* _Page text_:
-.-.-

In the new film, Skarsgard plays Tarzan and Robbie is Jane in the reimagining of Edgar Rice Burroughs’ story of Lord Greystoke, a British noble raised by apes in Africa. At nearly 6 feet 5 inches, the actor fits director David Yates’ vision of a “lean, long and tall” Tarzan.

The filmmaker of the final four “Harry Potter” films and upcoming “Fantastic Beasts and Where to Find Them” says when he was looking for actors to play Tarzan, “I got really stuck at the idea of someone who could bring something graceful and interesting to the role, and I kept coming back to Alex.”

After convincing the studios with a screen test, the 39-year-old actor went on a regimen to bulk up for the physical demands of the role. The first phase was four months of eating 7,000 calories a day and weight lifting. He put on about 24 pounds of muscle.

Jane is required to be physical, too, and Robbie, who studied the trapeze since she was 8, seemed like she had been preparing for it since she was a kid.

Skarsgard agrees, saying to his costar, “You certainly are more agile than I am. So you would’ve been a better Tarzan,” and then cracks, “I would’ve been a decent Jane, not to brag.”

“The height difference might make it look a little awkward,” jokes Robbie, who turns 26 on Saturday. At 5 foot 6 inches, the actress says she looks taller on film because of the height of some of her co-stars, though not her Tarzan. “They can’t even get us in a frame together,” she says, nodding toward Skarsgard, “because Alex is a meter above me.”

“I love Margot’s tomboy quality,” says director Yates, who didn’t know what to expect when he met her in London while promoting “The Wolf of Wall Street.” A sexy, glamorous gold digger in the movie opposite Leonardo DiCaprio, Robbie, Yates was surprised to learn, had just been backpacking around Europe and staying in hostels with her little brother.

“She’s very earthy, very pragmatic, which I love about her,” the director says. “She knows her own mind.”

From the rural Gold Coast in Australia far from cities like Melbourne and Sidney, Robbie says she was obsessed with the Harry Potter books as a child. “When I heard they were to cast the movie, I remember thinking, ‘I’m the right age. How do I even get an audition?’ ”

By 17, a determined Robbie was in Melbourne getting roles, and now she’s not only starring in films (“Suicide Squad” comes out in August) but producing them with her company LuckyChap Entertainment. She’ll be on the cover of the next month’s Vanity Fair, as well.

-.-.-

(Labeled region entries)

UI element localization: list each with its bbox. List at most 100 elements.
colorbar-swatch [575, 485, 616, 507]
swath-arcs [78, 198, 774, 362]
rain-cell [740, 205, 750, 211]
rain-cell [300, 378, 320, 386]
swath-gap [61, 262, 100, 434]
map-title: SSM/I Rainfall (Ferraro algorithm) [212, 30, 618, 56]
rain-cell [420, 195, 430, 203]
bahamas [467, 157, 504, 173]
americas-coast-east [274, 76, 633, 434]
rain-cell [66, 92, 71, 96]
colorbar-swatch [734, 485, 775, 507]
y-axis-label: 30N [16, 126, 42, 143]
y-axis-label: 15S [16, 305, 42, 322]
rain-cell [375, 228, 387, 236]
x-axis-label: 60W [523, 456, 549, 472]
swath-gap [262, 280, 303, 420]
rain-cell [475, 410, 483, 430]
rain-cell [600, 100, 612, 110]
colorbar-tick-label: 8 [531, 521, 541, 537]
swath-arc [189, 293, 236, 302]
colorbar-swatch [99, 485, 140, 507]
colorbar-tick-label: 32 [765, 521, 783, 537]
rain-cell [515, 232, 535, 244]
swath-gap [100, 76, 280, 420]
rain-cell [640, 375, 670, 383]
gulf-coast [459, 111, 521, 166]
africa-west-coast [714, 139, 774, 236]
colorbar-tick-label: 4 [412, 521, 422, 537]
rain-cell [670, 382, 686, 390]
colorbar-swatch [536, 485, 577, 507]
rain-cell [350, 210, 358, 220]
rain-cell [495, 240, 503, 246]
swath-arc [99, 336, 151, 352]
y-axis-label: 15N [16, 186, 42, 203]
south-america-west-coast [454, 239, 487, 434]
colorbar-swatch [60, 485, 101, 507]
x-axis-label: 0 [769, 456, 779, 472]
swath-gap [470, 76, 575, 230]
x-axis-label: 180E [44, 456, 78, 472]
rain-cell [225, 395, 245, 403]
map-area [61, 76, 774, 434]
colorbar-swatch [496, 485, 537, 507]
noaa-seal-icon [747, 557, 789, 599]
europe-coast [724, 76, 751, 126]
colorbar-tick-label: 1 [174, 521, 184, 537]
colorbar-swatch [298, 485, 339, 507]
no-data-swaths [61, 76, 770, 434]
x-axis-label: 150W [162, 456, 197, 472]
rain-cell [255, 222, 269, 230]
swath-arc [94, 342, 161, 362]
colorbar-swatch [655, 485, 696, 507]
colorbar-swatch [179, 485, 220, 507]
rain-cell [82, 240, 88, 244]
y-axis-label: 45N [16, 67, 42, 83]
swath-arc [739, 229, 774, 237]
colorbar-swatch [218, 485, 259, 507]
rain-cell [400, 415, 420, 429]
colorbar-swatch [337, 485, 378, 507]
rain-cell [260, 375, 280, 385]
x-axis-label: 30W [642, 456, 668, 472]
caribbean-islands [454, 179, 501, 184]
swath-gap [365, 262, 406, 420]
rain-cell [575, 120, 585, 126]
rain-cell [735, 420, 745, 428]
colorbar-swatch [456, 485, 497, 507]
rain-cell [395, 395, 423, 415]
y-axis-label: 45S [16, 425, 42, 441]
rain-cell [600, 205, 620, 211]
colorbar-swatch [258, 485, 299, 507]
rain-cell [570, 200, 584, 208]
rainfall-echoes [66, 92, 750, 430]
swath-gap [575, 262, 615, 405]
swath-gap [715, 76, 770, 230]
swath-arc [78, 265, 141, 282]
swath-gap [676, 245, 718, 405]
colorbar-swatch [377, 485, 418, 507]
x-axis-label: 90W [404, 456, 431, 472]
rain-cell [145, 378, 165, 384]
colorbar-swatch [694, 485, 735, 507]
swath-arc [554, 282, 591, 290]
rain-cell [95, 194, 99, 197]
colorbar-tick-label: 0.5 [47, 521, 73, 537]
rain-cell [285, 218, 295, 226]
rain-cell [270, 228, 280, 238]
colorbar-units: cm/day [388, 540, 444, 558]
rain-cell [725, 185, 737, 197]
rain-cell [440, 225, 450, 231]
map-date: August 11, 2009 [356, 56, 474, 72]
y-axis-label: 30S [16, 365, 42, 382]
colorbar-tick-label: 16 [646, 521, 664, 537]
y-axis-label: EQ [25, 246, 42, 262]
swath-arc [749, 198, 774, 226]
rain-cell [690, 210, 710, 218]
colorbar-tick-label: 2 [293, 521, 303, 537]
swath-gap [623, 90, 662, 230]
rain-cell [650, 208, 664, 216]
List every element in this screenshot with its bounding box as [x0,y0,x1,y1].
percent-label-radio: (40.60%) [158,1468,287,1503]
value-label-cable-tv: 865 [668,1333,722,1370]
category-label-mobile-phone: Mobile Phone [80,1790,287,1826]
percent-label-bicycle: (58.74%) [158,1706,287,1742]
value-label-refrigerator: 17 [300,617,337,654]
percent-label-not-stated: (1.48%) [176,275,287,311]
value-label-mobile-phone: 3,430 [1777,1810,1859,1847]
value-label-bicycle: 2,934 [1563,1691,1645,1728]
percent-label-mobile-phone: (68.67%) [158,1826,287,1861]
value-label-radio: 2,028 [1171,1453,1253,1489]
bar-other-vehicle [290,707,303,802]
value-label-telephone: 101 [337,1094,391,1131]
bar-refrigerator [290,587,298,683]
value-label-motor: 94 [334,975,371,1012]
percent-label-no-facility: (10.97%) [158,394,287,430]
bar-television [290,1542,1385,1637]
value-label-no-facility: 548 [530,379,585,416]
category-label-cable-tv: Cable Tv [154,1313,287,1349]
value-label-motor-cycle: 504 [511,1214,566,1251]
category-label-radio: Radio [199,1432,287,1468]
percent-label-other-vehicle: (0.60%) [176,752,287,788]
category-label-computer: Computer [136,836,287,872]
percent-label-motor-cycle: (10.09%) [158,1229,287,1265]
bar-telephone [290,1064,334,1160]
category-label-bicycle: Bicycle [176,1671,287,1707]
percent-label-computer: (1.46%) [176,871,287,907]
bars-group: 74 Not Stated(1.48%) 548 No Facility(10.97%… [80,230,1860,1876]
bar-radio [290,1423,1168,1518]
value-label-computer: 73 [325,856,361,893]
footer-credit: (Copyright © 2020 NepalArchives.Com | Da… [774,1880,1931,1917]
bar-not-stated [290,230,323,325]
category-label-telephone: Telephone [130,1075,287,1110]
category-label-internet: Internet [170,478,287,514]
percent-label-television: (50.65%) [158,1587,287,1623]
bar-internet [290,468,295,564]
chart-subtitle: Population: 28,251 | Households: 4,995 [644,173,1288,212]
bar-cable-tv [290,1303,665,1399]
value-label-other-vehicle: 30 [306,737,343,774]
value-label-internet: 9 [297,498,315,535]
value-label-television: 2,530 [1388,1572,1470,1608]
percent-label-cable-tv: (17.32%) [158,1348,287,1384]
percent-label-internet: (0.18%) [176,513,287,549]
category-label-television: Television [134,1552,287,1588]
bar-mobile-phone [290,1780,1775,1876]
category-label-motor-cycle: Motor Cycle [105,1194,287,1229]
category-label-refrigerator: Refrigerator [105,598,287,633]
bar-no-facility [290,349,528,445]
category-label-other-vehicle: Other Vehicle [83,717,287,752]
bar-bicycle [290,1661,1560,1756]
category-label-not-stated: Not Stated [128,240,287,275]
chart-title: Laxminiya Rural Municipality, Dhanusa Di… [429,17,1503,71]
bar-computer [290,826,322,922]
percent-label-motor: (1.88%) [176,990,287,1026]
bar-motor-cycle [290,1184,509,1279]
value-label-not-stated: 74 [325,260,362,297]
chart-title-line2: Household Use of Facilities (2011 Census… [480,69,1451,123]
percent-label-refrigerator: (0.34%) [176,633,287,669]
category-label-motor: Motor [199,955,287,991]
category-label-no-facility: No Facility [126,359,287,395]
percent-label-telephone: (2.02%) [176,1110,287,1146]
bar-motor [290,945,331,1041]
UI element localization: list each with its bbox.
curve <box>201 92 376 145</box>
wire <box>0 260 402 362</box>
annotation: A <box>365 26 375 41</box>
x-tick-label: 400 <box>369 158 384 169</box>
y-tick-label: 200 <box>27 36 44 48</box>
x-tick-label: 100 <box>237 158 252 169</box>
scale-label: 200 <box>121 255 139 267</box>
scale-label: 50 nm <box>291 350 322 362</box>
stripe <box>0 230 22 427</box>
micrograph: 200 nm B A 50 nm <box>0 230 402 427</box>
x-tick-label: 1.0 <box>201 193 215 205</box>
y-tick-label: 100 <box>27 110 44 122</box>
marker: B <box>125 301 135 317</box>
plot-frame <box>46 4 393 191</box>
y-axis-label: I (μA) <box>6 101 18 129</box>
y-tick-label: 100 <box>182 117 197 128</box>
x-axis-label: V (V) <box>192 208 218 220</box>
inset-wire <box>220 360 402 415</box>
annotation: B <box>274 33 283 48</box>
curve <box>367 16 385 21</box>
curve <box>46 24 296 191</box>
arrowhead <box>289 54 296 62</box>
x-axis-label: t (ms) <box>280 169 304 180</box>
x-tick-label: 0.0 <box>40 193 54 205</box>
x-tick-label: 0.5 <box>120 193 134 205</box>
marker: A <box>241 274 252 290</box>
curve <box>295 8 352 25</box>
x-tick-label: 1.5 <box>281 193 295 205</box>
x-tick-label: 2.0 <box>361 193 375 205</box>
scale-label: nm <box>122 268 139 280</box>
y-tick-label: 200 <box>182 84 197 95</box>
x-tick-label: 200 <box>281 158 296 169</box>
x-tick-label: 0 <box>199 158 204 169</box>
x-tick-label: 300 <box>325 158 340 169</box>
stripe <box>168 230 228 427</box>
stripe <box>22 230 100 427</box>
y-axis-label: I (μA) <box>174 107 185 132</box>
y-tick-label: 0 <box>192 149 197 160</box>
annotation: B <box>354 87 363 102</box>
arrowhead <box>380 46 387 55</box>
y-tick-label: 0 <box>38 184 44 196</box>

-.-.-

* _Tasks to perform_:
**1)** Answer these questions about the article on the Tarzan film:
(a) How many calories a day did Skarsgard eat during the first phase of his regimen?
(b) Since what age has Robbie studied the trapeze?
(c) What is the name of Robbie's production company?
**2)** Write the next few paragraphs of the article on the Tarzan film, picking up after its final sentence.

* _Results for the exercise_:
**1)**
(a) 7,000 calories a day
(b) Since she was 8
(c) LuckyChap Entertainment

**2)**
Growing up, Skarsgard was less interested in acting. A friend of his dad — Stellan Skarsgard, who also has a film out this week — cast him in a film when he was seven. He took roles until he was 13. But when he started getting public attention, he decided he didn’t want to do it ever again. He changed his mind in his early 20s, working mostly in his native Sweden.

He became known to American audiences in 2008 through two HBO shows — as a Marine in the miniseries “Generation Kill” and as a thousand-year-old Viking vampire in the series “True Blood.”

As a boy, Skarsgard watched Tarzan films with his father. “My dad was a massive fan of the old Johnny Weissmuller movies. He would say this is the best bad-ass dude ever. So obviously I got really excited when I was sent the script for the film. I never dreamed I would get a chance to play Tarzan.”

The new film flips the usual ape-man story by opening with a sophisticated Lord Greystoke living in Britain with his wife when he is asked by his country’s ministers to go on a public-relations tour to the Congo sponsored by King Leopold II of Belgium, who controls the diamond-rich region. The invitation is a trap, though, masterminded by Belgium Captain Leon Rom (Christoph Waltz), who made a deal with enemies from Tarzan’s past.

Despite his reservations, Greystoke agrees and is accompanied by Jane and George Washington Williams (Samuel L. Jackson), an American politician who believes Belgium is enslaving people. Including Rom and Williams, real historical figures, is a dramatic contrast to the racist elements and stereotypes found in the original stories.

To help Skarsgard get into the role, the director brought in choreographer Wayne McGregor to work with the actor on his movement. They wanted Lord Greystoke to occasionally give physical clues to his ape upbringing, and as the action moves to the jungle those elements become more pronounced.

The director had McGregor conduct sessions with Robbie and Skarsgard “to explore the characters’ physical relationship.”

“We wouldn’t speak. It was almost like contemporary dancing,” explains Robbie. “Hopefully, it’s evident on screen when we act as a husband and wife,” adds Skarsgard.

“I wanted their relationship to feel as sensual as possible,” says Yates, “and often that’s captured in a tiny moment.”

In this film, Jane is a strong-willed American who was brought up in Africa.

“I wasn’t going to stand around looking stupid waiting for someone to help me,” she says about playing Jane. So even when Jane was taken hostage, Robbie kept whacking the two actors who played her captor. “They were cool with me giving them little punches and kicks or a head butt.”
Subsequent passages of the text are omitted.